* Begin DATA *
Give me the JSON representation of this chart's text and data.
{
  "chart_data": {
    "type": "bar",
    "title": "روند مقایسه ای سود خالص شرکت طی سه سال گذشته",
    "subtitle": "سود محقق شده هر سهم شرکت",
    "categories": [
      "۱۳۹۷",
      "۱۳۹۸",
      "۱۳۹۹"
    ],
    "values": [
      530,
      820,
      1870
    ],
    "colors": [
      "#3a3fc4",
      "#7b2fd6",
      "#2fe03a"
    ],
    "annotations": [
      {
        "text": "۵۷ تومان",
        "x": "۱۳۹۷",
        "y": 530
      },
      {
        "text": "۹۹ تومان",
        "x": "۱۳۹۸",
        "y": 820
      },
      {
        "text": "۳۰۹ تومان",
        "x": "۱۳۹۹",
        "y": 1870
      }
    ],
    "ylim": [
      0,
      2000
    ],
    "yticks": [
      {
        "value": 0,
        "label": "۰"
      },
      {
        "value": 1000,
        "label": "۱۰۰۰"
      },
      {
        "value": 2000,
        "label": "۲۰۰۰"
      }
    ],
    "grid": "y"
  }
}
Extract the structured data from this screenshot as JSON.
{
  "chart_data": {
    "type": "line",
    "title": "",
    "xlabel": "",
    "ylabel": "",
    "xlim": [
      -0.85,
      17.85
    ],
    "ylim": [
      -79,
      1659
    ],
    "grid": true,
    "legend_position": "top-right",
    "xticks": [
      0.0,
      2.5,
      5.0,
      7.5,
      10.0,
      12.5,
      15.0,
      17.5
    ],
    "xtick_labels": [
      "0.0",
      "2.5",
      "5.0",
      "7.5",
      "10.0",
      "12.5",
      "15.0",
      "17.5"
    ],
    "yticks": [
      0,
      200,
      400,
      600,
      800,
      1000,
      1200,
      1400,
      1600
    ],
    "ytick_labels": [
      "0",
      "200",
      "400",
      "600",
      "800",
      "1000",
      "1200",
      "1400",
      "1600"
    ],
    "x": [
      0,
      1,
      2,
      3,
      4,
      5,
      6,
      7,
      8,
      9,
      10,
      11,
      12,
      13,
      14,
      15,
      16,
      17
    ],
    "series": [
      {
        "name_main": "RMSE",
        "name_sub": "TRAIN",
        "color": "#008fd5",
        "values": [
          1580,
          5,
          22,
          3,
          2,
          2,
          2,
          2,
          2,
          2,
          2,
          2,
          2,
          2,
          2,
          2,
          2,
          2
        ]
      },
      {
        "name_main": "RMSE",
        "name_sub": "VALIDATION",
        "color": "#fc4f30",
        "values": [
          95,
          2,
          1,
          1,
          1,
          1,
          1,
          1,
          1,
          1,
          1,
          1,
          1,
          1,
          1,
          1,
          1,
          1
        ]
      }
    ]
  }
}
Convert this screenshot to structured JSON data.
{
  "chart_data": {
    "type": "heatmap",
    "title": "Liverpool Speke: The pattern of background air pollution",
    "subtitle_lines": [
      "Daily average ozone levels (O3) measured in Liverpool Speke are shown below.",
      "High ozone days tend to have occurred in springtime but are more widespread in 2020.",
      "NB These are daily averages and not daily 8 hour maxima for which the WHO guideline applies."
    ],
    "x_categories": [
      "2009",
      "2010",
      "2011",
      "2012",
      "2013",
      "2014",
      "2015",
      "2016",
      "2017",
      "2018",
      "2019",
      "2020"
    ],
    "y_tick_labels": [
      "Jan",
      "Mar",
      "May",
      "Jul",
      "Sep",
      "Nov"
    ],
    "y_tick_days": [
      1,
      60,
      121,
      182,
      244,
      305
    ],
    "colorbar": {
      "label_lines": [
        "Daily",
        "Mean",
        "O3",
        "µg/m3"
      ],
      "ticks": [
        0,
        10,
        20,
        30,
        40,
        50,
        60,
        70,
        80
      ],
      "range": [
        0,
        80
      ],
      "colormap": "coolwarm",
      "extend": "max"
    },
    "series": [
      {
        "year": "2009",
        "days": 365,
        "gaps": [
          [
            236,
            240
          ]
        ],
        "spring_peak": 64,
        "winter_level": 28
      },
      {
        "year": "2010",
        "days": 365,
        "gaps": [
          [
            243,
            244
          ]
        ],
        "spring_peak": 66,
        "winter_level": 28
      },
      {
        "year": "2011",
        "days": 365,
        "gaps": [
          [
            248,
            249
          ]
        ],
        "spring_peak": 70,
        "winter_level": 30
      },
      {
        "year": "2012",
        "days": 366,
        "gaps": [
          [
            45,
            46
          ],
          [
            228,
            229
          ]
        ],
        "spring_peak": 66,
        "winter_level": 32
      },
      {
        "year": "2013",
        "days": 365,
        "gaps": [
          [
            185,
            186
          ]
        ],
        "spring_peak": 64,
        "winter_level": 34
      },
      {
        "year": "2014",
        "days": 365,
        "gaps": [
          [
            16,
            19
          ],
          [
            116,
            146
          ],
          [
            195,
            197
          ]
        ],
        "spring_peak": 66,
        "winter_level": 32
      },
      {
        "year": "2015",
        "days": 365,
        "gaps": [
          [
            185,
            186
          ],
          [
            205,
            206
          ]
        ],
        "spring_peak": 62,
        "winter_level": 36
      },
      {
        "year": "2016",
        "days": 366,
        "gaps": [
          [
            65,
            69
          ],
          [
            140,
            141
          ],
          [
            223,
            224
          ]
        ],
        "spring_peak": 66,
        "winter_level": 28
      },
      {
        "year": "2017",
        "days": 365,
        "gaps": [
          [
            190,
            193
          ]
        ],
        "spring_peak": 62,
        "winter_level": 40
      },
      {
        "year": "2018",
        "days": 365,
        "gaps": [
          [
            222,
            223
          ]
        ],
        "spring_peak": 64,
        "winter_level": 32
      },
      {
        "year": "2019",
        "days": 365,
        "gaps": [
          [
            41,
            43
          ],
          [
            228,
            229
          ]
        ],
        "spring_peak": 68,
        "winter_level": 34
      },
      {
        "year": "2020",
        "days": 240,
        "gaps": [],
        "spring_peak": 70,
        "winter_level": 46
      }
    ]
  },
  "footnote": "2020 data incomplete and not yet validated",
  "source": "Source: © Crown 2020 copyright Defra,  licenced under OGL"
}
* End DATA *
AIM OF THE TASK
Write out every entry verbatim.

IN RESPONSE
Give me the JSON representation of this chart's text and data.
{
  "chart_data": {
    "type": "bar",
    "title": "روند مقایسه ای سود خالص شرکت طی سه سال گذشته",
    "subtitle": "سود محقق شده هر سهم شرکت",
    "categories": [
      "۱۳۹۷",
      "۱۳۹۸",
      "۱۳۹۹"
    ],
    "values": [
      530,
      820,
      1870
    ],
    "colors": [
      "#3a3fc4",
      "#7b2fd6",
      "#2fe03a"
    ],
    "annotations": [
      {
        "text": "۵۷ تومان",
        "x": "۱۳۹۷",
        "y": 530
      },
      {
        "text": "۹۹ تومان",
        "x": "۱۳۹۸",
        "y": 820
      },
      {
        "text": "۳۰۹ تومان",
        "x": "۱۳۹۹",
        "y": 1870
      }
    ],
    "ylim": [
      0,
      2000
    ],
    "yticks": [
      {
        "value": 0,
        "label": "۰"
      },
      {
        "value": 1000,
        "label": "۱۰۰۰"
      },
      {
        "value": 2000,
        "label": "۲۰۰۰"
      }
    ],
    "grid": "y"
  }
}
Extract the structured data from this screenshot as JSON.
{
  "chart_data": {
    "type": "line",
    "title": "",
    "xlabel": "",
    "ylabel": "",
    "xlim": [
      -0.85,
      17.85
    ],
    "ylim": [
      -79,
      1659
    ],
    "grid": true,
    "legend_position": "top-right",
    "xticks": [
      0.0,
      2.5,
      5.0,
      7.5,
      10.0,
      12.5,
      15.0,
      17.5
    ],
    "xtick_labels": [
      "0.0",
      "2.5",
      "5.0",
      "7.5",
      "10.0",
      "12.5",
      "15.0",
      "17.5"
    ],
    "yticks": [
      0,
      200,
      400,
      600,
      800,
      1000,
      1200,
      1400,
      1600
    ],
    "ytick_labels": [
      "0",
      "200",
      "400",
      "600",
      "800",
      "1000",
      "1200",
      "1400",
      "1600"
    ],
    "x": [
      0,
      1,
      2,
      3,
      4,
      5,
      6,
      7,
      8,
      9,
      10,
      11,
      12,
      13,
      14,
      15,
      16,
      17
    ],
    "series": [
      {
        "name_main": "RMSE",
        "name_sub": "TRAIN",
        "color": "#008fd5",
        "values": [
          1580,
          5,
          22,
          3,
          2,
          2,
          2,
          2,
          2,
          2,
          2,
          2,
          2,
          2,
          2,
          2,
          2,
          2
        ]
      },
      {
        "name_main": "RMSE",
        "name_sub": "VALIDATION",
        "color": "#fc4f30",
        "values": [
          95,
          2,
          1,
          1,
          1,
          1,
          1,
          1,
          1,
          1,
          1,
          1,
          1,
          1,
          1,
          1,
          1,
          1
        ]
      }
    ]
  }
}
Convert this screenshot to structured JSON data.
{
  "chart_data": {
    "type": "heatmap",
    "title": "Liverpool Speke: The pattern of background air pollution",
    "subtitle_lines": [
      "Daily average ozone levels (O3) measured in Liverpool Speke are shown below.",
      "High ozone days tend to have occurred in springtime but are more widespread in 2020.",
      "NB These are daily averages and not daily 8 hour maxima for which the WHO guideline applies."
    ],
    "x_categories": [
      "2009",
      "2010",
      "2011",
      "2012",
      "2013",
      "2014",
      "2015",
      "2016",
      "2017",
      "2018",
      "2019",
      "2020"
    ],
    "y_tick_labels": [
      "Jan",
      "Mar",
      "May",
      "Jul",
      "Sep",
      "Nov"
    ],
    "y_tick_days": [
      1,
      60,
      121,
      182,
      244,
      305
    ],
    "colorbar": {
      "label_lines": [
        "Daily",
        "Mean",
        "O3",
        "µg/m3"
      ],
      "ticks": [
        0,
        10,
        20,
        30,
        40,
        50,
        60,
        70,
        80
      ],
      "range": [
        0,
        80
      ],
      "colormap": "coolwarm",
      "extend": "max"
    },
    "series": [
      {
        "year": "2009",
        "days": 365,
        "gaps": [
          [
            236,
            240
          ]
        ],
        "spring_peak": 64,
        "winter_level": 28
      },
      {
        "year": "2010",
        "days": 365,
        "gaps": [
          [
            243,
            244
          ]
        ],
        "spring_peak": 66,
        "winter_level": 28
      },
      {
        "year": "2011",
        "days": 365,
        "gaps": [
          [
            248,
            249
          ]
        ],
        "spring_peak": 70,
        "winter_level": 30
      },
      {
        "year": "2012",
        "days": 366,
        "gaps": [
          [
            45,
            46
          ],
          [
            228,
            229
          ]
        ],
        "spring_peak": 66,
        "winter_level": 32
      },
      {
        "year": "2013",
        "days": 365,
        "gaps": [
          [
            185,
            186
          ]
        ],
        "spring_peak": 64,
        "winter_level": 34
      },
      {
        "year": "2014",
        "days": 365,
        "gaps": [
          [
            16,
            19
          ],
          [
            116,
            146
          ],
          [
            195,
            197
          ]
        ],
        "spring_peak": 66,
        "winter_level": 32
      },
      {
        "year": "2015",
        "days": 365,
        "gaps": [
          [
            185,
            186
          ],
          [
            205,
            206
          ]
        ],
        "spring_peak": 62,
        "winter_level": 36
      },
      {
        "year": "2016",
        "days": 366,
        "gaps": [
          [
            65,
            69
          ],
          [
            140,
            141
          ],
          [
            223,
            224
          ]
        ],
        "spring_peak": 66,
        "winter_level": 28
      },
      {
        "year": "2017",
        "days": 365,
        "gaps": [
          [
            190,
            193
          ]
        ],
        "spring_peak": 62,
        "winter_level": 40
      },
      {
        "year": "2018",
        "days": 365,
        "gaps": [
          [
            222,
            223
          ]
        ],
        "spring_peak": 64,
        "winter_level": 32
      },
      {
        "year": "2019",
        "days": 365,
        "gaps": [
          [
            41,
            43
          ],
          [
            228,
            229
          ]
        ],
        "spring_peak": 68,
        "winter_level": 34
      },
      {
        "year": "2020",
        "days": 240,
        "gaps": [],
        "spring_peak": 70,
        "winter_level": 46
      }
    ]
  },
  "footnote": "2020 data incomplete and not yet validated",
  "source": "Source: © Crown 2020 copyright Defra,  licenced under OGL"
}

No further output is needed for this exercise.